[Collection entries]
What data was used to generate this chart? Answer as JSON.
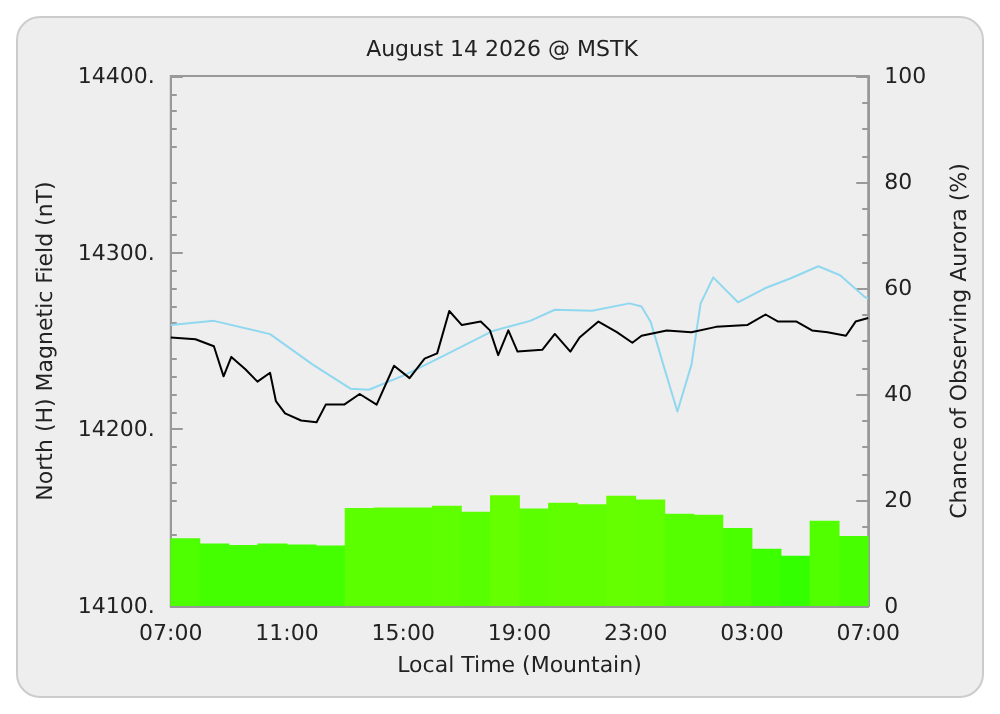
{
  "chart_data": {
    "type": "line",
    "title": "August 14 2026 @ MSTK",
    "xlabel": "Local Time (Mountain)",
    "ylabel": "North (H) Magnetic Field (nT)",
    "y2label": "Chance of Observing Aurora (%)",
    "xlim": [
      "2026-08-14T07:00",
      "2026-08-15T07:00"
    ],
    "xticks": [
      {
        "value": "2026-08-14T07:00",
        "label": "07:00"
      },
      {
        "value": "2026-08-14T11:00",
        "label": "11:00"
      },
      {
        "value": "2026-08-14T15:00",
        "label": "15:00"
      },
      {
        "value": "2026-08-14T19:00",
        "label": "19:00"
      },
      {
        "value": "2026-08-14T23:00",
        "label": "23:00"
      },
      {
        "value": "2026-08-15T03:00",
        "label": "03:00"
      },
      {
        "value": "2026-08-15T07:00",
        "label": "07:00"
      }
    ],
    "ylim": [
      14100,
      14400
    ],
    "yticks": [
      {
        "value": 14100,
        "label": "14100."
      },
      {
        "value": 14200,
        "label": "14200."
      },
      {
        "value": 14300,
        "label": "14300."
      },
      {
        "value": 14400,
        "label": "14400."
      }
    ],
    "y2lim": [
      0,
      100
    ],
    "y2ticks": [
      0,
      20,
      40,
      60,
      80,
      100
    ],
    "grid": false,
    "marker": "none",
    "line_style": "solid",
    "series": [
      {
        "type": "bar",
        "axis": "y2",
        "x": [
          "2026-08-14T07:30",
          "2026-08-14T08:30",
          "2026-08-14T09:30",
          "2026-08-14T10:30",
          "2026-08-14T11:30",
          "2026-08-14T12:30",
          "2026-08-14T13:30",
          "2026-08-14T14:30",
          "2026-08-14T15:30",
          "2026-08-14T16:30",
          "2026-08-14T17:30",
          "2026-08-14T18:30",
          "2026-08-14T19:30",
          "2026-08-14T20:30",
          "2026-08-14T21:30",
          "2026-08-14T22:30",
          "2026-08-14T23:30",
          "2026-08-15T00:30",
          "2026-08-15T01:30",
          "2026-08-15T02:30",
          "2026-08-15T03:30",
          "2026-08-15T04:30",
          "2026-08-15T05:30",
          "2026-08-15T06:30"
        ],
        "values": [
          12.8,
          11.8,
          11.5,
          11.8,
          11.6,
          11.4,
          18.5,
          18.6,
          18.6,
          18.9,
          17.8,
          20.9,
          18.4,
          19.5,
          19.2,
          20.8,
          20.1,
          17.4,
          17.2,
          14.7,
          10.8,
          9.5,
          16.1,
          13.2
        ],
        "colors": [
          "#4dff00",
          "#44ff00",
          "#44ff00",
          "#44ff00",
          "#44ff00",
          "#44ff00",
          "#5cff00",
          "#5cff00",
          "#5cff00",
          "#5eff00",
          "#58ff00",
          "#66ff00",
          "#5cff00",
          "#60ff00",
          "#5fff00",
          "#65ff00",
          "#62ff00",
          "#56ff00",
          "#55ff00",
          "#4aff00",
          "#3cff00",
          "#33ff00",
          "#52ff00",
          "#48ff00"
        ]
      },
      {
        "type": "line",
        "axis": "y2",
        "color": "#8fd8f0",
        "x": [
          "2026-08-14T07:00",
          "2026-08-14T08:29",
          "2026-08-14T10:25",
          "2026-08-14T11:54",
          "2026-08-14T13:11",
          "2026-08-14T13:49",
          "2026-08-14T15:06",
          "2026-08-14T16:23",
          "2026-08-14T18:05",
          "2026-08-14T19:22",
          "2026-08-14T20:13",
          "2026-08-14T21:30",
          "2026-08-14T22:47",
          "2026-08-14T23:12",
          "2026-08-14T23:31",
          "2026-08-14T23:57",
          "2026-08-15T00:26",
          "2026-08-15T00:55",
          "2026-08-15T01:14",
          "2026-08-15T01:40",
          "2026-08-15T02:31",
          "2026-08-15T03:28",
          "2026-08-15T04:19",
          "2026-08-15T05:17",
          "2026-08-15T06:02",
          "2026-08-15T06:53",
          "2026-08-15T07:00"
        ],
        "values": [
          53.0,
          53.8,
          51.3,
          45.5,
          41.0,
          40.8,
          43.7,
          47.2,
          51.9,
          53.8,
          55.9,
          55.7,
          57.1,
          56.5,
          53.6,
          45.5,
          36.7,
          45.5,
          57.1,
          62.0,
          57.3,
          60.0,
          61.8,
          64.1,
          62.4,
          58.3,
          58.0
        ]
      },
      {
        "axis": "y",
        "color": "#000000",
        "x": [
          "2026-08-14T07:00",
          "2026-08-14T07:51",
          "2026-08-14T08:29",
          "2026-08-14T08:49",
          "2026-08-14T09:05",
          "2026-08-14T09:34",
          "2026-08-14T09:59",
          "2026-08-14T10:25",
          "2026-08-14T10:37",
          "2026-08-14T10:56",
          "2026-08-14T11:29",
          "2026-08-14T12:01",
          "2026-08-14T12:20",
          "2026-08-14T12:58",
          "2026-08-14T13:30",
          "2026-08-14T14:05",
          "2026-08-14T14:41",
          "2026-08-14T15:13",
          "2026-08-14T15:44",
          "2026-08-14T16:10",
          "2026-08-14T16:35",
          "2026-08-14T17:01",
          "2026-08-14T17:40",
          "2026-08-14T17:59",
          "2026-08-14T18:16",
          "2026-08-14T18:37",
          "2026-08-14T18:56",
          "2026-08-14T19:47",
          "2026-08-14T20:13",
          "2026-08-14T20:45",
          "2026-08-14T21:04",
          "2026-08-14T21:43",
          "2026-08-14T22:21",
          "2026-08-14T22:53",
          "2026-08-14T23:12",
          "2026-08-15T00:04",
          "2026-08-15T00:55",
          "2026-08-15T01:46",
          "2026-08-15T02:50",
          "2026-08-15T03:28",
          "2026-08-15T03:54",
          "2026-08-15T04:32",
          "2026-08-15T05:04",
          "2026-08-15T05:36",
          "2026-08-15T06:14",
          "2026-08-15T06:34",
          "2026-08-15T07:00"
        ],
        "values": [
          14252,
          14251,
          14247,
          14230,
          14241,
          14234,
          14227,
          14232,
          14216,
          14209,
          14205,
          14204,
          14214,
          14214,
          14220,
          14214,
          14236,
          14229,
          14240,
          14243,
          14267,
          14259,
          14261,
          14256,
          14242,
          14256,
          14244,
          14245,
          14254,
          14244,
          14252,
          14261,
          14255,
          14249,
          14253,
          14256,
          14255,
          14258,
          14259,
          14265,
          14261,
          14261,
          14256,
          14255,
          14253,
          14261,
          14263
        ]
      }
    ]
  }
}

* * *

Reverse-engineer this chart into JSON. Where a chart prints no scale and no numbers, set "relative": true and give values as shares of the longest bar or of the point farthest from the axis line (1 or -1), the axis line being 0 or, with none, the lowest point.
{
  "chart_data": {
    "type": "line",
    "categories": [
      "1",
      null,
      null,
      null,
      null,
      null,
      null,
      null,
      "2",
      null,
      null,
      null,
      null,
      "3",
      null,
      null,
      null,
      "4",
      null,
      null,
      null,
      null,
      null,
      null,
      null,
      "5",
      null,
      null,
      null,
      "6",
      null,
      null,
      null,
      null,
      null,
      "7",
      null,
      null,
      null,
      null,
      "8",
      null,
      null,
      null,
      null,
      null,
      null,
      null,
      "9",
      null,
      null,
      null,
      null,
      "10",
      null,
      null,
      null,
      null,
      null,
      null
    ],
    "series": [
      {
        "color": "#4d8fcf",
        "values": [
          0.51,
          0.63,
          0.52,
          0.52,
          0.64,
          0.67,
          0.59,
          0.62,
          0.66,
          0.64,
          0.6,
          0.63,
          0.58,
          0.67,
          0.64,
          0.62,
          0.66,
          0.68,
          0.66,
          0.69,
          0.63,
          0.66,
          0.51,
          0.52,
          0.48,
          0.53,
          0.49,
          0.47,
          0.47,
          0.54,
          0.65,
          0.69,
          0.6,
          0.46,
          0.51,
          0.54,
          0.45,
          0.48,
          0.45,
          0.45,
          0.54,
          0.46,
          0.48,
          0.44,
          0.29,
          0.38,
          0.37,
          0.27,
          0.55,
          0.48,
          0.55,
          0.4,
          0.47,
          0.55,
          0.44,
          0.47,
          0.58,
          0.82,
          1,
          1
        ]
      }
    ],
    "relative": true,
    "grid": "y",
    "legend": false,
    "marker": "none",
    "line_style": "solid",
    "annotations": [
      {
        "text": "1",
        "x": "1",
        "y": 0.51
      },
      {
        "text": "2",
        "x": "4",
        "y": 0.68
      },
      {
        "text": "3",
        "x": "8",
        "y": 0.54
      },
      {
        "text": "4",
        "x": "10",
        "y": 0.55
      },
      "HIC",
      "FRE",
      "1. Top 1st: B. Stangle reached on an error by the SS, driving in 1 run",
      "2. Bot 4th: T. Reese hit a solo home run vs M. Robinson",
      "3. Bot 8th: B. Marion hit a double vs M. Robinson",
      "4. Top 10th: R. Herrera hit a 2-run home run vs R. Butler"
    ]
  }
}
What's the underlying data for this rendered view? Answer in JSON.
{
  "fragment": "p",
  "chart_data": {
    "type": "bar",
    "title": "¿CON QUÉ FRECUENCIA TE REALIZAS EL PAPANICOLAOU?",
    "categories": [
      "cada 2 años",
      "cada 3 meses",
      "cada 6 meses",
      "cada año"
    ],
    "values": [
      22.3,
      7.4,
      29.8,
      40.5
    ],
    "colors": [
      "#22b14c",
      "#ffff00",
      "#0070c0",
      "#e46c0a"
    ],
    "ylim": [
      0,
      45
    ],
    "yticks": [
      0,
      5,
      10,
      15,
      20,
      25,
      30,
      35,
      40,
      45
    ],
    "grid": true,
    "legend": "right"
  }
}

_GIVEN PROBLEM:_
Spot every line that holds "relative" and copy it.

_REPLY TO THE TASK:_
Reverse-engineer this chart into JSON. Where a chart prints no scale and no numbers, set "relative": true and give values as shares of the longest bar or of the point farthest from the axis line (1 or -1), the axis line being 0 or, with none, the lowest point.
    "relative": true,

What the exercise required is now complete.